Instruction =>
Find every line in the records below that contains the word "Ryan", and copy each such line.
^^^^
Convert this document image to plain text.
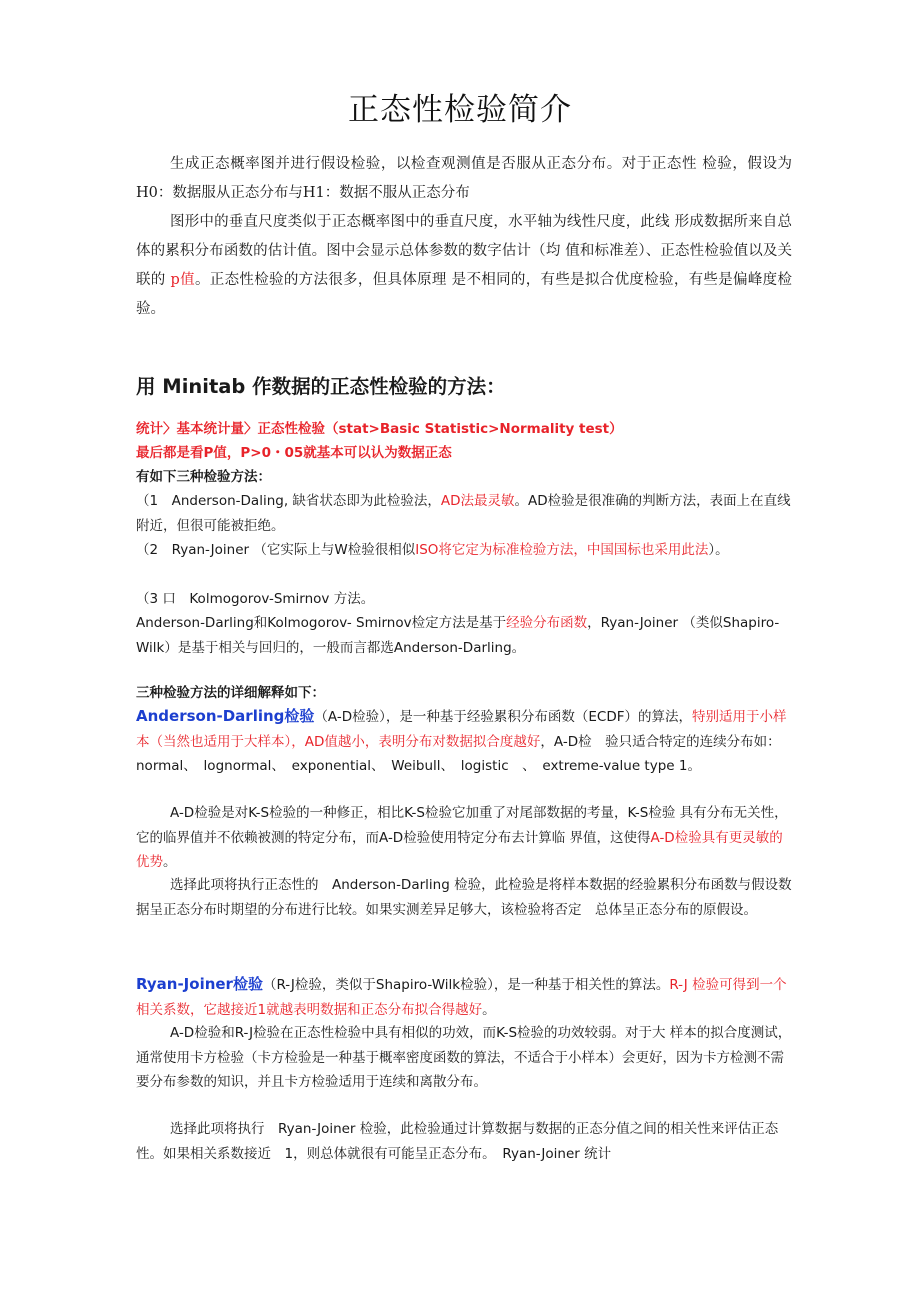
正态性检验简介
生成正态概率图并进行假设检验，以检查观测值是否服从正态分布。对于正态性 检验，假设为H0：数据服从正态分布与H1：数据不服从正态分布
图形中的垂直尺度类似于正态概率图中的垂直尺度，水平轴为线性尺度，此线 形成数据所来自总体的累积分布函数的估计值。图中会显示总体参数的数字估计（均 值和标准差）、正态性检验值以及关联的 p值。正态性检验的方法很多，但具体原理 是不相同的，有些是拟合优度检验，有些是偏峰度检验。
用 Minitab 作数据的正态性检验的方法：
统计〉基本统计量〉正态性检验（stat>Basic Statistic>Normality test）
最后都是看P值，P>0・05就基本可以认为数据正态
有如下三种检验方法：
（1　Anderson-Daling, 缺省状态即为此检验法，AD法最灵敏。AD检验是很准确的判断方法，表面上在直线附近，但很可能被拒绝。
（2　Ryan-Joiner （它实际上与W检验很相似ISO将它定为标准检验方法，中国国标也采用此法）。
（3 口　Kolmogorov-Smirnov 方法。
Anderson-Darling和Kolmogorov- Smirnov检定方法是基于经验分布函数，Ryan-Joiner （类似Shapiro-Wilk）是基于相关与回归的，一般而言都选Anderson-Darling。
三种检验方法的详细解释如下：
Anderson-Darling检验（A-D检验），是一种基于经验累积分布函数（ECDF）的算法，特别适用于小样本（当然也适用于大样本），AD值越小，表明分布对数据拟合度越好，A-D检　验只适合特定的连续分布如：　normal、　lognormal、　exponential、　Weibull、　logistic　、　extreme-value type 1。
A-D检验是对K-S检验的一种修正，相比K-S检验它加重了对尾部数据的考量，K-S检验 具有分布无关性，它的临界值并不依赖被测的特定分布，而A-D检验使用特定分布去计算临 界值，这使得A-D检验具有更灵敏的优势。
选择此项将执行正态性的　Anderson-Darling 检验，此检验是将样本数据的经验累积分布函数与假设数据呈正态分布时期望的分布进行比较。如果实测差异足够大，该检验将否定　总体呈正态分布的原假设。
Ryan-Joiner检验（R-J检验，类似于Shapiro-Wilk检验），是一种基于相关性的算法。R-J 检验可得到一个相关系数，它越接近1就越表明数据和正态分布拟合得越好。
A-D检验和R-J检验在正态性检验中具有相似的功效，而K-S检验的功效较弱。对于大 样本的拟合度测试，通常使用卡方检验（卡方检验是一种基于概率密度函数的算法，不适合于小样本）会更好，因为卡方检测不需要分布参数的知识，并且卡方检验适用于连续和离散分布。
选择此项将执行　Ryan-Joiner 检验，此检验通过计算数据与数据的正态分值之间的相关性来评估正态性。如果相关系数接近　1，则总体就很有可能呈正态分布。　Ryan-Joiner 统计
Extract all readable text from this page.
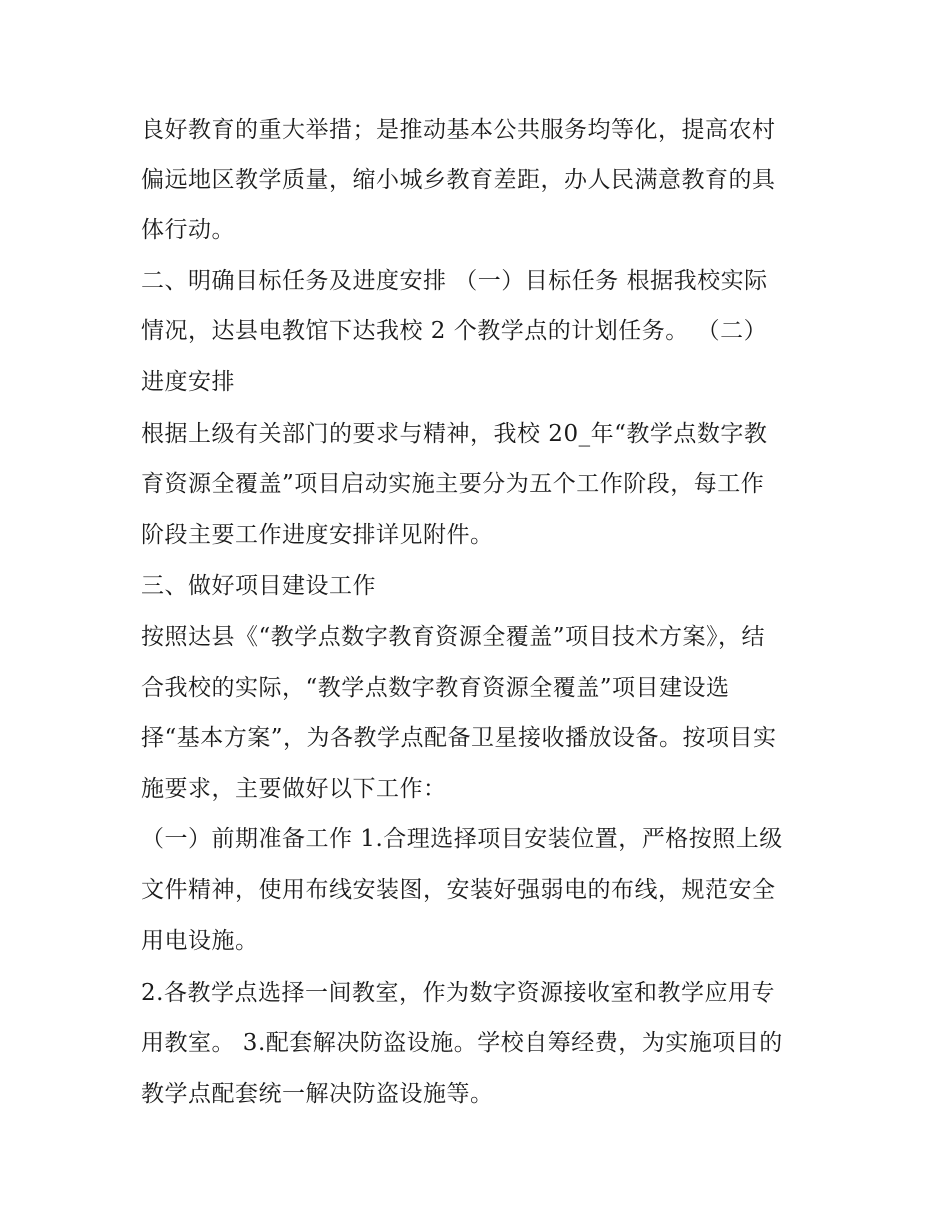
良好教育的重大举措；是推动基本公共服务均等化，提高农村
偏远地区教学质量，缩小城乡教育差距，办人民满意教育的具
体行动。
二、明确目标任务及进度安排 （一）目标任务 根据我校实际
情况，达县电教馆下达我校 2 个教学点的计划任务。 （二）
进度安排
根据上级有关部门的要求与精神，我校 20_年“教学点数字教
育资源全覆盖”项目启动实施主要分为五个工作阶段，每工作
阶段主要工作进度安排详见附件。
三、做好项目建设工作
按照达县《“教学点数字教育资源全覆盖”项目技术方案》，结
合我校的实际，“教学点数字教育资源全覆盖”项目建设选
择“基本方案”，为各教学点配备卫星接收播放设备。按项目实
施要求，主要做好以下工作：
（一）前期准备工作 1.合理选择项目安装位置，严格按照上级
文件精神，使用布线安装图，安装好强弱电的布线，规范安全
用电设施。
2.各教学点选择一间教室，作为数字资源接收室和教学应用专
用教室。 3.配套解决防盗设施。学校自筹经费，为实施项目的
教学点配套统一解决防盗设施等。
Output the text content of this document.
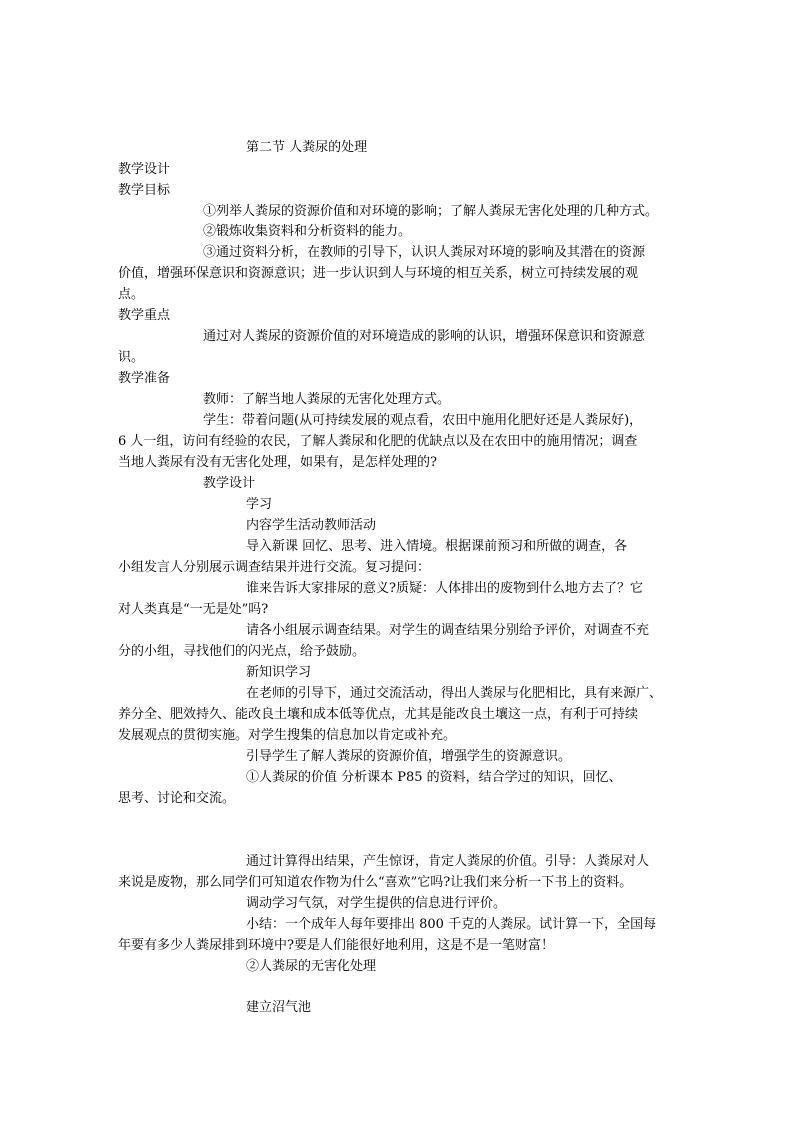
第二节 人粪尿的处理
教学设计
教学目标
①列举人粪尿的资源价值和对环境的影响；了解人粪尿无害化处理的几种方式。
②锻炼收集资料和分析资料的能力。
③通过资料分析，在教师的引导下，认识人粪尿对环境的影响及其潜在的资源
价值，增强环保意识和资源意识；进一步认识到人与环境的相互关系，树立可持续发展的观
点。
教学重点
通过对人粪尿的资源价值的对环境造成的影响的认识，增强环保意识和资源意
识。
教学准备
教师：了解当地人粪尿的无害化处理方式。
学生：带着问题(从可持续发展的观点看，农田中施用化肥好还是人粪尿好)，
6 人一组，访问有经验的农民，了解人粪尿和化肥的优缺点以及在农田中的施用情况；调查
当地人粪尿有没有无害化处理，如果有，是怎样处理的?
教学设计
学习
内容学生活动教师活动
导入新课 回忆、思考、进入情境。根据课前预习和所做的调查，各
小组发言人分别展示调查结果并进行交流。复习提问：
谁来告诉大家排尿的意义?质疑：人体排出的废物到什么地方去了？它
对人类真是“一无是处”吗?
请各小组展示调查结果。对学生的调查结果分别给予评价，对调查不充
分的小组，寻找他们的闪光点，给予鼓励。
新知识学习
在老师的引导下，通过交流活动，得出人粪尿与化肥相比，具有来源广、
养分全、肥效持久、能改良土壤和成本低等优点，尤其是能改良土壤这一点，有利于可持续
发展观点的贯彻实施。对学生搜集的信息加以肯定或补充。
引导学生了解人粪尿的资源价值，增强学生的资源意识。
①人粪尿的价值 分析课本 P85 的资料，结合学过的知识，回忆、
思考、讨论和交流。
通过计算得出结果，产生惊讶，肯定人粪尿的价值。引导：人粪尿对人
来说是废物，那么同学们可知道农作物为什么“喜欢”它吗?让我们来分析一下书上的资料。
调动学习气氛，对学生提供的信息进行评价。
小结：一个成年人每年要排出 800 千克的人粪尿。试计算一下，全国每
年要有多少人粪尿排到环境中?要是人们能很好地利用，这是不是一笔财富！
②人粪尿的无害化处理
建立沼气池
^^^^
Response to this task =>
（2　Ryan-Joiner （它实际上与W检验很相似ISO将它定为标准检验方法，中国国标也采用此法）。
Anderson-Darling和Kolmogorov- Smirnov检定方法是基于经验分布函数，Ryan-Joiner （类似Shapiro-Wilk）是基于相关与回归的，一般而言都选Anderson-Darling。
Ryan-Joiner检验（R-J检验，类似于Shapiro-Wilk检验），是一种基于相关性的算法。R-J 检验可得到一个相关系数，它越接近1就越表明数据和正态分布拟合得越好。
选择此项将执行　Ryan-Joiner 检验，此检验通过计算数据与数据的正态分值之间的相关性来评估正态性。如果相关系数接近　1，则总体就很有可能呈正态分布。　Ryan-Joiner 统计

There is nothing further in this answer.